Aim >>
Please write out the material below exactly as given.

Items >>

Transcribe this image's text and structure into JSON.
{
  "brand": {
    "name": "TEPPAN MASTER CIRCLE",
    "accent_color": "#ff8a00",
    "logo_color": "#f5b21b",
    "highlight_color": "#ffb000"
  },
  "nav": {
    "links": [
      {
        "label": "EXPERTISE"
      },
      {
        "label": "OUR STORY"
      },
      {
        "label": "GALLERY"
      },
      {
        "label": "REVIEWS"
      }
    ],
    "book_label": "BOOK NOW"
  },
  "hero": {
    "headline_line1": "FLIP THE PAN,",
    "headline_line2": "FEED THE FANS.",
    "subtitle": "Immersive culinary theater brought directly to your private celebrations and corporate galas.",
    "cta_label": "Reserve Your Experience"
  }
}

Task response >>
Transcribe this image's text and structure into JSON.
{
  "brand": {
    "name": "TEPPAN MASTER CIRCLE",
    "accent_color": "#ff8a00",
    "logo_color": "#f5b21b",
    "highlight_color": "#ffb000"
  },
  "nav": {
    "links": [
      {
        "label": "EXPERTISE"
      },
      {
        "label": "OUR STORY"
      },
      {
        "label": "GALLERY"
      },
      {
        "label": "REVIEWS"
      }
    ],
    "book_label": "BOOK NOW"
  },
  "hero": {
    "headline_line1": "FLIP THE PAN,",
    "headline_line2": "FEED THE FANS.",
    "subtitle": "Immersive culinary theater brought directly to your private celebrations and corporate galas.",
    "cta_label": "Reserve Your Experience"
  }
}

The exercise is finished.